* Directive: Of the lines in the entries, how many hold the word "specified"? Give that number alone.

Data records:
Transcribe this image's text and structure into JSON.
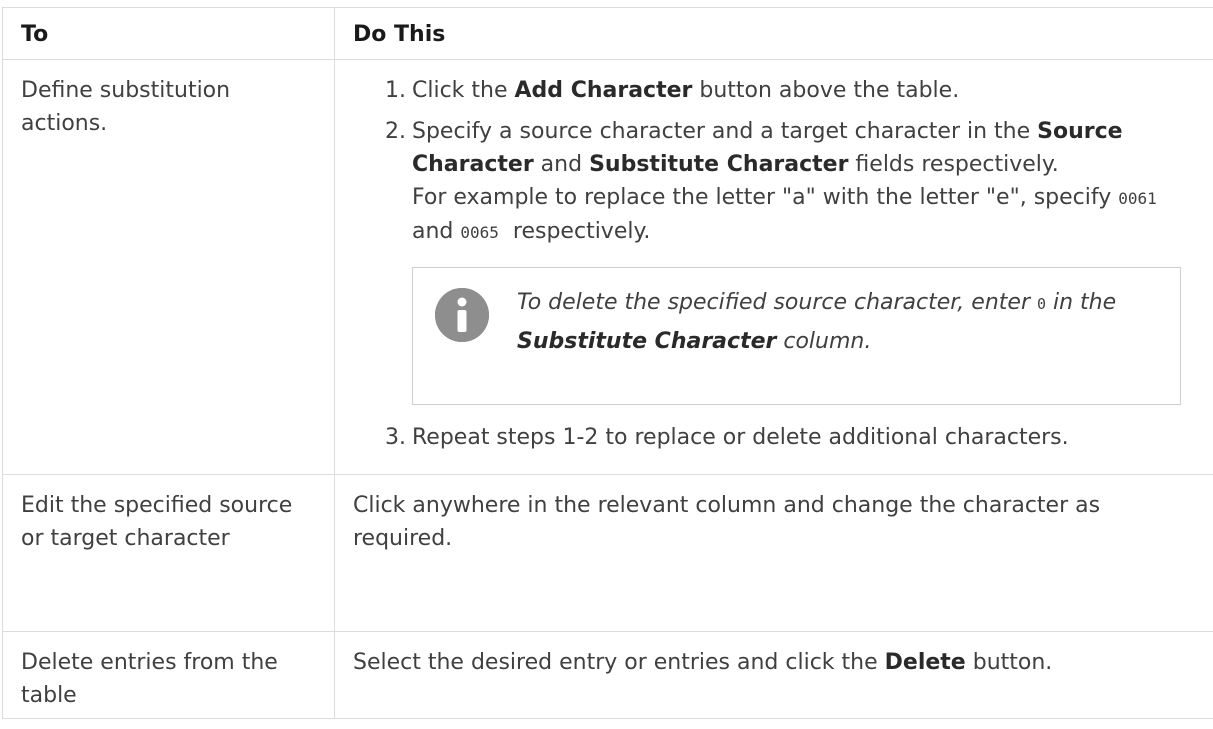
{
  "table": {
    "headers": [
      "To",
      "Do This"
    ],
    "rows": [
      {
        "to": "Define substitution actions.",
        "steps": [
          {
            "num": "1",
            "parts": [
              "Click the ",
              "Add Character",
              " button above the table."
            ]
          },
          {
            "num": "2",
            "parts": [
              "Specify a source character and a target character in the ",
              "Source Character",
              " and ",
              "Substitute Character",
              " fields respectively."
            ],
            "example": {
              "text_before": "For example to replace the letter \"a\" with the letter \"e\", specify ",
              "code1": "0061",
              "text_mid": " and ",
              "code2": "0065",
              "text_after": "  respectively."
            }
          },
          {
            "num": "3",
            "parts": [
              "Repeat steps 1-2 to replace or delete additional characters."
            ]
          }
        ],
        "note": {
          "icon": "info-icon",
          "text_before": "To delete the specified source character, enter ",
          "code": "0",
          "text_mid": " in the ",
          "bold": "Substitute Character",
          "text_after": " column."
        }
      },
      {
        "to": "Edit the specified source or target character",
        "do": "Click anywhere in the relevant column and change the character as required."
      },
      {
        "to": "Delete entries from the table",
        "do_before": "Select the desired entry or entries and click the ",
        "do_bold": "Delete",
        "do_after": " button."
      }
    ]
  }
}
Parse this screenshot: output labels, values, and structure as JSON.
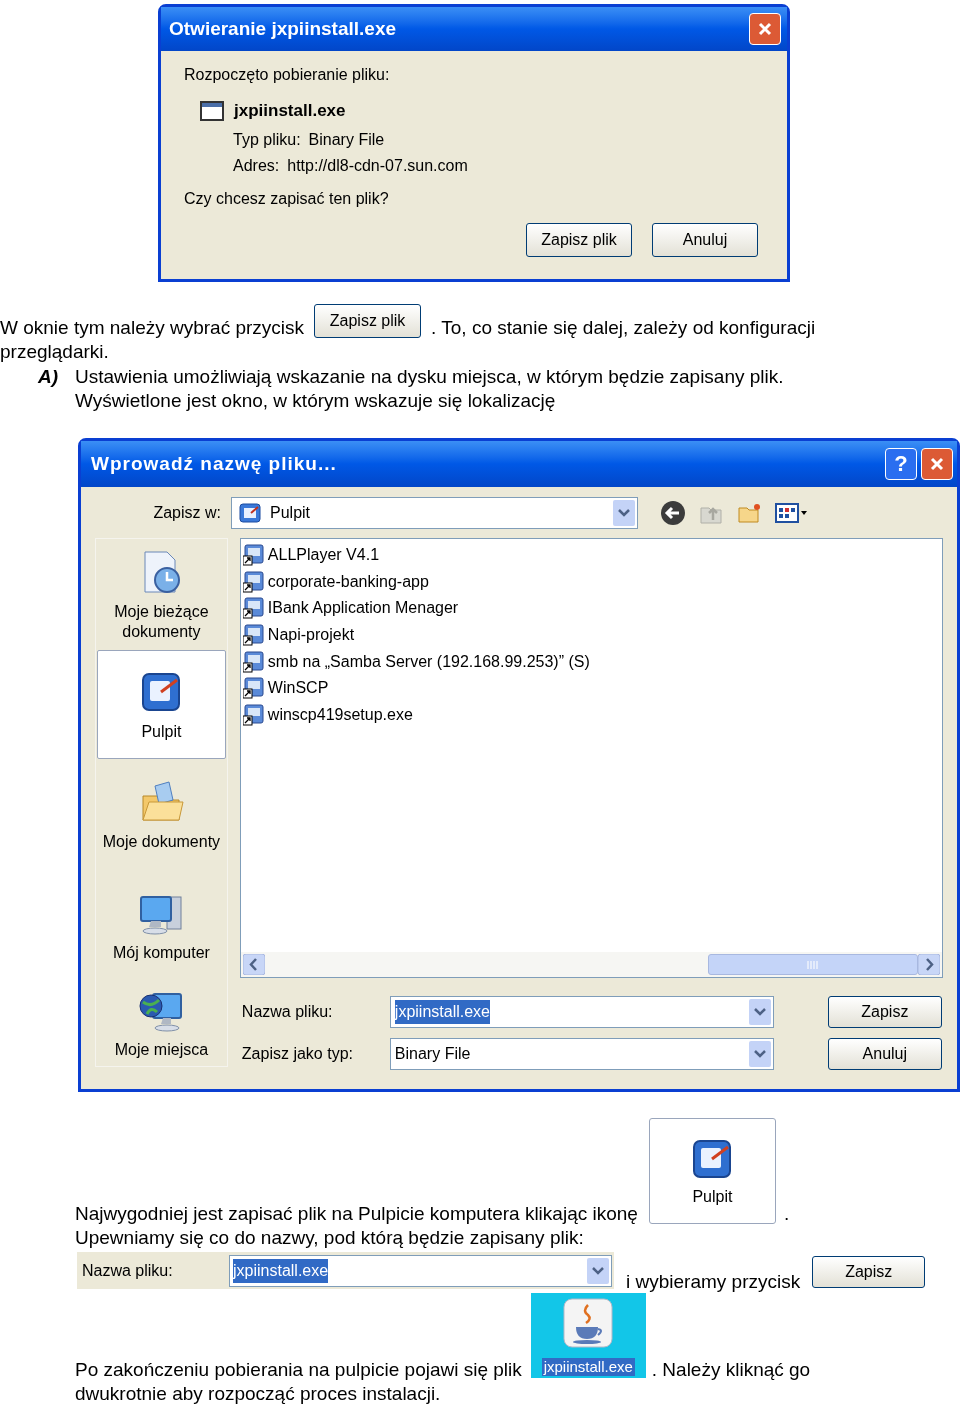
{
  "download_dialog": {
    "title": "Otwieranie jxpiinstall.exe",
    "intro": "Rozpoczęto pobieranie pliku:",
    "file_name": "jxpiinstall.exe",
    "type_label": "Typ pliku:",
    "type_value": "Binary File",
    "address_label": "Adres:",
    "address_value": "http://dl8-cdn-07.sun.com",
    "question": "Czy chcesz zapisać ten plik?",
    "buttons": [
      "Zapisz plik",
      "Anuluj"
    ]
  },
  "intro_paragraph": {
    "before": "W oknie tym należy wybrać przycisk",
    "button": "Zapisz plik",
    "after": ". To, co stanie się dalej, zależy od konfiguracji",
    "continuation": "przeglądarki."
  },
  "option_a": {
    "marker": "A)",
    "text": "Ustawienia umożliwiają wskazanie na dysku miejsca, w którym będzie zapisany plik. Wyświetlone jest okno, w którym wskazuje się lokalizację"
  },
  "save_dialog": {
    "title": "Wprowadź nazwę pliku...",
    "help": "?",
    "save_in_label": "Zapisz w:",
    "save_in_value": "Pulpit",
    "places": [
      {
        "kind": "recent",
        "label": "Moje bieżące dokumenty",
        "selected": false
      },
      {
        "kind": "desktop",
        "label": "Pulpit",
        "selected": true
      },
      {
        "kind": "documents",
        "label": "Moje dokumenty",
        "selected": false
      },
      {
        "kind": "computer",
        "label": "Mój komputer",
        "selected": false
      },
      {
        "kind": "network",
        "label": "Moje miejsca",
        "selected": false
      }
    ],
    "files": [
      "ALLPlayer V4.1",
      "corporate-banking-app",
      "IBank Application Menager",
      "Napi-projekt",
      "smb na „Samba Server (192.168.99.253)” (S)",
      "WinSCP",
      "winscp419setup.exe"
    ],
    "file_name_label": "Nazwa pliku:",
    "file_name_value": "jxpiinstall.exe",
    "file_name_highlighted": true,
    "type_label": "Zapisz jako typ:",
    "type_value": "Binary File",
    "buttons": [
      "Zapisz",
      "Anuluj"
    ]
  },
  "desktop_paragraph": {
    "text": "Najwygodniej jest zapisać plik na Pulpicie komputera klikając ikonę",
    "icon_label": "Pulpit",
    "end": ".",
    "next": "Upewniamy się co do nazwy, pod którą będzie zapisany plik:"
  },
  "name_row": {
    "label": "Nazwa pliku:",
    "value": "jxpiinstall.exe",
    "highlighted": true,
    "text": "i wybieramy przycisk",
    "button": "Zapisz"
  },
  "final_paragraph": {
    "before": "Po zakończeniu pobierania na pulpicie pojawi się plik",
    "icon_label": "jxpiinstall.exe",
    "after": ". Należy kliknąć go",
    "next": "dwukrotnie aby rozpocząć proces instalacji."
  }
}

* Written answer: 2